Problem details
Leave out the pictures and copy everything else in the entries exactly.
======== Extracted information
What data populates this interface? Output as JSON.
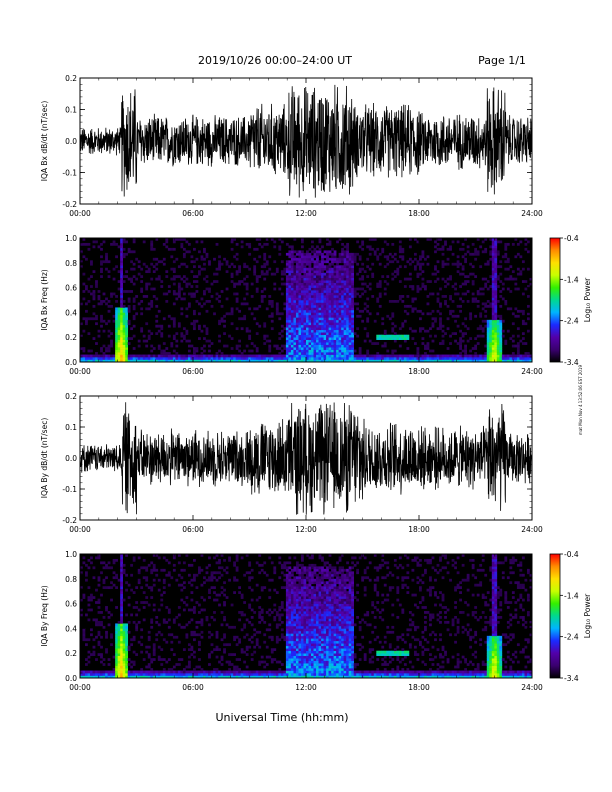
{
  "header": {
    "title": "2019/10/26  00:00–24:00 UT",
    "page": "Page 1/1"
  },
  "footer": {
    "xlabel": "Universal Time (hh:mm)",
    "side_note": "mat Mon Nov 4 13:52:06 EST 2019"
  },
  "colors": {
    "trace": "#000000",
    "spectrogram_background": "#000000",
    "colormap": [
      "#000000",
      "#3a006f",
      "#5200aa",
      "#1b2aff",
      "#00b4ff",
      "#00d890",
      "#33f000",
      "#c8ff00",
      "#ffe000",
      "#ff8c00",
      "#ff0000"
    ]
  },
  "chart_data": [
    {
      "type": "line",
      "ylabel": "IQA Bx dB/dt (nT/sec)",
      "xlim": [
        0,
        24
      ],
      "ylim": [
        -0.2,
        0.2
      ],
      "x_ticks": [
        "00:00",
        "06:00",
        "12:00",
        "18:00",
        "24:00"
      ],
      "y_ticks": [
        "-0.2",
        "-0.1",
        "0.0",
        "0.1",
        "0.2"
      ],
      "amplitude_envelope": [
        {
          "x": [
            0,
            2.2
          ],
          "y_abs": 0.05
        },
        {
          "x": [
            2.2,
            3.0
          ],
          "y_abs": 0.2
        },
        {
          "x": [
            3.0,
            9.0
          ],
          "y_abs": 0.09
        },
        {
          "x": [
            9.0,
            11.0
          ],
          "y_abs": 0.13
        },
        {
          "x": [
            11.0,
            14.5
          ],
          "y_abs": 0.2
        },
        {
          "x": [
            14.5,
            18.0
          ],
          "y_abs": 0.13
        },
        {
          "x": [
            18.0,
            21.6
          ],
          "y_abs": 0.1
        },
        {
          "x": [
            21.6,
            22.6
          ],
          "y_abs": 0.2
        },
        {
          "x": [
            22.6,
            24.0
          ],
          "y_abs": 0.09
        }
      ]
    },
    {
      "type": "heatmap",
      "ylabel": "IQA Bx Freq (Hz)",
      "xlim": [
        0,
        24
      ],
      "ylim": [
        0,
        1.0
      ],
      "x_ticks": [
        "00:00",
        "06:00",
        "12:00",
        "18:00",
        "24:00"
      ],
      "y_ticks": [
        "0.0",
        "0.2",
        "0.4",
        "0.6",
        "0.8",
        "1.0"
      ],
      "colorbar": {
        "label": "Log₁₀ Power",
        "range": [
          -3.4,
          -0.4
        ],
        "ticks": [
          "-3.4",
          "-2.4",
          "-1.4",
          "-0.4"
        ]
      },
      "features": [
        {
          "kind": "burst",
          "x": 2.2,
          "fmax": 0.45,
          "level": -1.0
        },
        {
          "kind": "burst",
          "x": 22.0,
          "fmax": 0.35,
          "level": -1.2
        },
        {
          "kind": "active-band",
          "x": [
            11.0,
            14.5
          ],
          "fmax": 0.9,
          "level": -2.3
        },
        {
          "kind": "tone",
          "x": [
            15.8,
            17.5
          ],
          "f": 0.2,
          "level": -2.1
        }
      ]
    },
    {
      "type": "line",
      "ylabel": "IQA By dB/dt (nT/sec)",
      "xlim": [
        0,
        24
      ],
      "ylim": [
        -0.2,
        0.2
      ],
      "x_ticks": [
        "00:00",
        "06:00",
        "12:00",
        "18:00",
        "24:00"
      ],
      "y_ticks": [
        "-0.2",
        "-0.1",
        "0.0",
        "0.1",
        "0.2"
      ],
      "amplitude_envelope": [
        {
          "x": [
            0,
            2.2
          ],
          "y_abs": 0.05
        },
        {
          "x": [
            2.2,
            3.0
          ],
          "y_abs": 0.2
        },
        {
          "x": [
            3.0,
            9.0
          ],
          "y_abs": 0.1
        },
        {
          "x": [
            9.0,
            11.0
          ],
          "y_abs": 0.14
        },
        {
          "x": [
            11.0,
            15.0
          ],
          "y_abs": 0.2
        },
        {
          "x": [
            15.0,
            18.0
          ],
          "y_abs": 0.13
        },
        {
          "x": [
            18.0,
            21.6
          ],
          "y_abs": 0.11
        },
        {
          "x": [
            21.6,
            22.6
          ],
          "y_abs": 0.2
        },
        {
          "x": [
            22.6,
            24.0
          ],
          "y_abs": 0.09
        }
      ]
    },
    {
      "type": "heatmap",
      "ylabel": "IQA By Freq (Hz)",
      "xlim": [
        0,
        24
      ],
      "ylim": [
        0,
        1.0
      ],
      "x_ticks": [
        "00:00",
        "06:00",
        "12:00",
        "18:00",
        "24:00"
      ],
      "y_ticks": [
        "0.0",
        "0.2",
        "0.4",
        "0.6",
        "0.8",
        "1.0"
      ],
      "colorbar": {
        "label": "Log₁₀ Power",
        "range": [
          -3.4,
          -0.4
        ],
        "ticks": [
          "-3.4",
          "-2.4",
          "-1.4",
          "-0.4"
        ]
      },
      "features": [
        {
          "kind": "burst",
          "x": 2.2,
          "fmax": 0.45,
          "level": -1.0
        },
        {
          "kind": "burst",
          "x": 22.0,
          "fmax": 0.35,
          "level": -1.2
        },
        {
          "kind": "active-band",
          "x": [
            11.0,
            14.5
          ],
          "fmax": 0.9,
          "level": -2.3
        },
        {
          "kind": "tone",
          "x": [
            15.8,
            17.5
          ],
          "f": 0.2,
          "level": -2.1
        }
      ]
    }
  ]
}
================
Solution to the exercise
What data populates this interface? Output as JSON.
{
  "header": {
    "title": "2019/10/26  00:00–24:00 UT",
    "page": "Page 1/1"
  },
  "footer": {
    "xlabel": "Universal Time (hh:mm)",
    "side_note": "mat Mon Nov 4 13:52:06 EST 2019"
  },
  "colors": {
    "trace": "#000000",
    "spectrogram_background": "#000000",
    "colormap": [
      "#000000",
      "#3a006f",
      "#5200aa",
      "#1b2aff",
      "#00b4ff",
      "#00d890",
      "#33f000",
      "#c8ff00",
      "#ffe000",
      "#ff8c00",
      "#ff0000"
    ]
  },
  "chart_data": [
    {
      "type": "line",
      "ylabel": "IQA Bx dB/dt (nT/sec)",
      "xlim": [
        0,
        24
      ],
      "ylim": [
        -0.2,
        0.2
      ],
      "x_ticks": [
        "00:00",
        "06:00",
        "12:00",
        "18:00",
        "24:00"
      ],
      "y_ticks": [
        "-0.2",
        "-0.1",
        "0.0",
        "0.1",
        "0.2"
      ],
      "amplitude_envelope": [
        {
          "x": [
            0,
            2.2
          ],
          "y_abs": 0.05
        },
        {
          "x": [
            2.2,
            3.0
          ],
          "y_abs": 0.2
        },
        {
          "x": [
            3.0,
            9.0
          ],
          "y_abs": 0.09
        },
        {
          "x": [
            9.0,
            11.0
          ],
          "y_abs": 0.13
        },
        {
          "x": [
            11.0,
            14.5
          ],
          "y_abs": 0.2
        },
        {
          "x": [
            14.5,
            18.0
          ],
          "y_abs": 0.13
        },
        {
          "x": [
            18.0,
            21.6
          ],
          "y_abs": 0.1
        },
        {
          "x": [
            21.6,
            22.6
          ],
          "y_abs": 0.2
        },
        {
          "x": [
            22.6,
            24.0
          ],
          "y_abs": 0.09
        }
      ]
    },
    {
      "type": "heatmap",
      "ylabel": "IQA Bx Freq (Hz)",
      "xlim": [
        0,
        24
      ],
      "ylim": [
        0,
        1.0
      ],
      "x_ticks": [
        "00:00",
        "06:00",
        "12:00",
        "18:00",
        "24:00"
      ],
      "y_ticks": [
        "0.0",
        "0.2",
        "0.4",
        "0.6",
        "0.8",
        "1.0"
      ],
      "colorbar": {
        "label": "Log₁₀ Power",
        "range": [
          -3.4,
          -0.4
        ],
        "ticks": [
          "-3.4",
          "-2.4",
          "-1.4",
          "-0.4"
        ]
      },
      "features": [
        {
          "kind": "burst",
          "x": 2.2,
          "fmax": 0.45,
          "level": -1.0
        },
        {
          "kind": "burst",
          "x": 22.0,
          "fmax": 0.35,
          "level": -1.2
        },
        {
          "kind": "active-band",
          "x": [
            11.0,
            14.5
          ],
          "fmax": 0.9,
          "level": -2.3
        },
        {
          "kind": "tone",
          "x": [
            15.8,
            17.5
          ],
          "f": 0.2,
          "level": -2.1
        }
      ]
    },
    {
      "type": "line",
      "ylabel": "IQA By dB/dt (nT/sec)",
      "xlim": [
        0,
        24
      ],
      "ylim": [
        -0.2,
        0.2
      ],
      "x_ticks": [
        "00:00",
        "06:00",
        "12:00",
        "18:00",
        "24:00"
      ],
      "y_ticks": [
        "-0.2",
        "-0.1",
        "0.0",
        "0.1",
        "0.2"
      ],
      "amplitude_envelope": [
        {
          "x": [
            0,
            2.2
          ],
          "y_abs": 0.05
        },
        {
          "x": [
            2.2,
            3.0
          ],
          "y_abs": 0.2
        },
        {
          "x": [
            3.0,
            9.0
          ],
          "y_abs": 0.1
        },
        {
          "x": [
            9.0,
            11.0
          ],
          "y_abs": 0.14
        },
        {
          "x": [
            11.0,
            15.0
          ],
          "y_abs": 0.2
        },
        {
          "x": [
            15.0,
            18.0
          ],
          "y_abs": 0.13
        },
        {
          "x": [
            18.0,
            21.6
          ],
          "y_abs": 0.11
        },
        {
          "x": [
            21.6,
            22.6
          ],
          "y_abs": 0.2
        },
        {
          "x": [
            22.6,
            24.0
          ],
          "y_abs": 0.09
        }
      ]
    },
    {
      "type": "heatmap",
      "ylabel": "IQA By Freq (Hz)",
      "xlim": [
        0,
        24
      ],
      "ylim": [
        0,
        1.0
      ],
      "x_ticks": [
        "00:00",
        "06:00",
        "12:00",
        "18:00",
        "24:00"
      ],
      "y_ticks": [
        "0.0",
        "0.2",
        "0.4",
        "0.6",
        "0.8",
        "1.0"
      ],
      "colorbar": {
        "label": "Log₁₀ Power",
        "range": [
          -3.4,
          -0.4
        ],
        "ticks": [
          "-3.4",
          "-2.4",
          "-1.4",
          "-0.4"
        ]
      },
      "features": [
        {
          "kind": "burst",
          "x": 2.2,
          "fmax": 0.45,
          "level": -1.0
        },
        {
          "kind": "burst",
          "x": 22.0,
          "fmax": 0.35,
          "level": -1.2
        },
        {
          "kind": "active-band",
          "x": [
            11.0,
            14.5
          ],
          "fmax": 0.9,
          "level": -2.3
        },
        {
          "kind": "tone",
          "x": [
            15.8,
            17.5
          ],
          "f": 0.2,
          "level": -2.1
        }
      ]
    }
  ]
}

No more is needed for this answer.